Exercise details >> Copy the lines below without changing a single character.

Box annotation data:
# # # # # # #

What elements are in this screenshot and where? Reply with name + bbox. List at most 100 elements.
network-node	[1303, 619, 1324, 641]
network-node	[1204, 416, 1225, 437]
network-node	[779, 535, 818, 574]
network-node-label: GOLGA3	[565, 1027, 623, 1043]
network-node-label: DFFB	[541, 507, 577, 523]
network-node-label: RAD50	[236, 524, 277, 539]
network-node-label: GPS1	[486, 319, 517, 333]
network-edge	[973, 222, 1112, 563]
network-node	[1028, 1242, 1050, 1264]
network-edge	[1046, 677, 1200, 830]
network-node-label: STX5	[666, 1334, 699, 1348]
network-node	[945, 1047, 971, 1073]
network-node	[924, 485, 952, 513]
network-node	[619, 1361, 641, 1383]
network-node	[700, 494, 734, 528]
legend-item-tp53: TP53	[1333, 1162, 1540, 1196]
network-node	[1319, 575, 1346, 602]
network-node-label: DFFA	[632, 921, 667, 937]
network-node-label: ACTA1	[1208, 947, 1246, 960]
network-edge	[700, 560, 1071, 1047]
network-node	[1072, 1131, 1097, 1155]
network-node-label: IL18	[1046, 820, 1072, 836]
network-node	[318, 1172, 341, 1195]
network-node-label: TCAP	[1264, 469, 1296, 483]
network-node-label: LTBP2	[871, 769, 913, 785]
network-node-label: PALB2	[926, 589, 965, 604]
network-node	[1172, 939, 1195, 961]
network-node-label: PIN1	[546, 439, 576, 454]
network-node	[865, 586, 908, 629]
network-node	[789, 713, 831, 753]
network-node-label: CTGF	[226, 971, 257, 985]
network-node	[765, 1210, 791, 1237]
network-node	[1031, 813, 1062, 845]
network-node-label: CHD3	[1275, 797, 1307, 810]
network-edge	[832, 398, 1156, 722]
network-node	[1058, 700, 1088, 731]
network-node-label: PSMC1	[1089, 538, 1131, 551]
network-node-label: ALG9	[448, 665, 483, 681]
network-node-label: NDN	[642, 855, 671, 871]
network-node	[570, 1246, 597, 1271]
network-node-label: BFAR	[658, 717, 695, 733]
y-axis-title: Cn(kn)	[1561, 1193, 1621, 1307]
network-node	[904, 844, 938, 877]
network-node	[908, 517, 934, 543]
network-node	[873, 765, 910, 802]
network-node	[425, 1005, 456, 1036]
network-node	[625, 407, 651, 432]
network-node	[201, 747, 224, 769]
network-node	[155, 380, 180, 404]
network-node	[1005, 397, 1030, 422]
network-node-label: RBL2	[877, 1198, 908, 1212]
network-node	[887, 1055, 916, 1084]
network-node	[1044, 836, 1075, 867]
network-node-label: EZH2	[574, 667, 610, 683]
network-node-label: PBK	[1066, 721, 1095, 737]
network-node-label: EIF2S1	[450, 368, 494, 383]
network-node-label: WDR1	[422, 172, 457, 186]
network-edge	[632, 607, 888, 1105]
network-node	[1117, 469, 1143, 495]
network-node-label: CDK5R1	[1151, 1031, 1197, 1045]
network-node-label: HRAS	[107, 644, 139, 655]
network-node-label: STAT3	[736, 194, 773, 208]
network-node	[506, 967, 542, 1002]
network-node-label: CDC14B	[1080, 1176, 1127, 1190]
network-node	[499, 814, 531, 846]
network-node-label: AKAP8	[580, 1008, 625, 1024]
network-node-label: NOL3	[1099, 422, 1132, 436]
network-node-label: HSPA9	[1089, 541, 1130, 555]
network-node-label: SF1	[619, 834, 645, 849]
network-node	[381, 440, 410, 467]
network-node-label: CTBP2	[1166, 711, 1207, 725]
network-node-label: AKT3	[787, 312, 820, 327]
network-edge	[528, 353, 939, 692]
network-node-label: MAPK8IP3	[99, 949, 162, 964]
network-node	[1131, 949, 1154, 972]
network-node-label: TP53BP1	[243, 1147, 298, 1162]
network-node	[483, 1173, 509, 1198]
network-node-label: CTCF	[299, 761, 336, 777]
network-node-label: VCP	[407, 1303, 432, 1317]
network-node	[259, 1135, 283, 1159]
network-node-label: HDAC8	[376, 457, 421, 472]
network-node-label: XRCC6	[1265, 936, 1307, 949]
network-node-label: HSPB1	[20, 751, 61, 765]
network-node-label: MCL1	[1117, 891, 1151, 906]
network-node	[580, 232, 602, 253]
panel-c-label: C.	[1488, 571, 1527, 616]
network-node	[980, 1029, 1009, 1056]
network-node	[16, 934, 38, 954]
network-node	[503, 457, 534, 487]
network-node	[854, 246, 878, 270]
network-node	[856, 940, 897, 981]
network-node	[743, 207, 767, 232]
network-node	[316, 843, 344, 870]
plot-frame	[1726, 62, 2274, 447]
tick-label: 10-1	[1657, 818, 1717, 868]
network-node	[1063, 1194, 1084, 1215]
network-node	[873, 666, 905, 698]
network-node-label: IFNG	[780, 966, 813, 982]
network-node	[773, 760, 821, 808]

# # # # # # #

Solution to this problem >>
What elements are in this screenshot and where? Reply with name + bbox. List at most 100 elements.
network-node	[1303, 619, 1324, 641]
network-node	[1204, 416, 1225, 437]
network-node	[779, 535, 818, 574]
network-node-label: GOLGA3	[565, 1027, 623, 1043]
network-node-label: DFFB	[541, 507, 577, 523]
network-node-label: RAD50	[236, 524, 277, 539]
network-node-label: GPS1	[486, 319, 517, 333]
network-edge	[973, 222, 1112, 563]
network-node	[1028, 1242, 1050, 1264]
network-edge	[1046, 677, 1200, 830]
network-node-label: STX5	[666, 1334, 699, 1348]
network-node	[945, 1047, 971, 1073]
network-node	[924, 485, 952, 513]
network-node	[619, 1361, 641, 1383]
network-node	[700, 494, 734, 528]
legend-item-tp53: TP53	[1333, 1162, 1540, 1196]
network-node	[1319, 575, 1346, 602]
network-node-label: DFFA	[632, 921, 667, 937]
network-node-label: ACTA1	[1208, 947, 1246, 960]
network-edge	[700, 560, 1071, 1047]
network-node	[1072, 1131, 1097, 1155]
network-node-label: IL18	[1046, 820, 1072, 836]
network-node	[318, 1172, 341, 1195]
network-node-label: TCAP	[1264, 469, 1296, 483]
network-node-label: LTBP2	[871, 769, 913, 785]
network-node-label: PALB2	[926, 589, 965, 604]
network-node	[1172, 939, 1195, 961]
network-node-label: PIN1	[546, 439, 576, 454]
network-node	[865, 586, 908, 629]
network-node	[789, 713, 831, 753]
network-node-label: CTGF	[226, 971, 257, 985]
network-node	[765, 1210, 791, 1237]
network-node	[1031, 813, 1062, 845]
network-node-label: CHD3	[1275, 797, 1307, 810]
network-edge	[832, 398, 1156, 722]
network-node	[1058, 700, 1088, 731]
network-node-label: PSMC1	[1089, 538, 1131, 551]
network-node-label: ALG9	[448, 665, 483, 681]
network-node-label: NDN	[642, 855, 671, 871]
network-node	[570, 1246, 597, 1271]
network-node-label: BFAR	[658, 717, 695, 733]
y-axis-title: Cn(kn)	[1561, 1193, 1621, 1307]
network-node	[904, 844, 938, 877]
network-node	[908, 517, 934, 543]
network-node	[873, 765, 910, 802]
network-node	[425, 1005, 456, 1036]
network-node	[625, 407, 651, 432]
network-node	[201, 747, 224, 769]
network-node	[155, 380, 180, 404]
network-node	[1005, 397, 1030, 422]
network-node-label: RBL2	[877, 1198, 908, 1212]
network-node	[887, 1055, 916, 1084]
network-node	[1044, 836, 1075, 867]
network-node-label: EZH2	[574, 667, 610, 683]
network-node-label: PBK	[1066, 721, 1095, 737]
network-node-label: EIF2S1	[450, 368, 494, 383]
network-node-label: WDR1	[422, 172, 457, 186]
network-edge	[632, 607, 888, 1105]
network-node	[1117, 469, 1143, 495]
network-node-label: CDK5R1	[1151, 1031, 1197, 1045]
network-node-label: HRAS	[107, 644, 139, 655]
network-node-label: STAT3	[736, 194, 773, 208]
network-node	[506, 967, 542, 1002]
network-node-label: CDC14B	[1080, 1176, 1127, 1190]
network-node	[499, 814, 531, 846]
network-node-label: AKAP8	[580, 1008, 625, 1024]
network-node-label: NOL3	[1099, 422, 1132, 436]
network-node-label: HSPA9	[1089, 541, 1130, 555]
network-node-label: SF1	[619, 834, 645, 849]
network-node	[381, 440, 410, 467]
network-node-label: CTBP2	[1166, 711, 1207, 725]
network-node-label: AKT3	[787, 312, 820, 327]
network-edge	[528, 353, 939, 692]
network-node-label: MAPK8IP3	[99, 949, 162, 964]
network-node	[1131, 949, 1154, 972]
network-node-label: TP53BP1	[243, 1147, 298, 1162]
network-node	[483, 1173, 509, 1198]
network-node-label: CTCF	[299, 761, 336, 777]
network-node-label: VCP	[407, 1303, 432, 1317]
network-node	[259, 1135, 283, 1159]
network-node-label: HDAC8	[376, 457, 421, 472]
network-node-label: XRCC6	[1265, 936, 1307, 949]
network-node-label: HSPB1	[20, 751, 61, 765]
network-node-label: MCL1	[1117, 891, 1151, 906]
network-node	[580, 232, 602, 253]
panel-c-label: C.	[1488, 571, 1527, 616]
network-node	[980, 1029, 1009, 1056]
network-node	[16, 934, 38, 954]
network-node	[503, 457, 534, 487]
network-node	[854, 246, 878, 270]
network-node	[856, 940, 897, 981]
network-node	[743, 207, 767, 232]
network-node	[316, 843, 344, 870]
plot-frame	[1726, 62, 2274, 447]
tick-label: 10-1	[1657, 818, 1717, 868]
network-node	[1063, 1194, 1084, 1215]
network-node	[873, 666, 905, 698]
network-node-label: IFNG	[780, 966, 813, 982]
network-node	[773, 760, 821, 808]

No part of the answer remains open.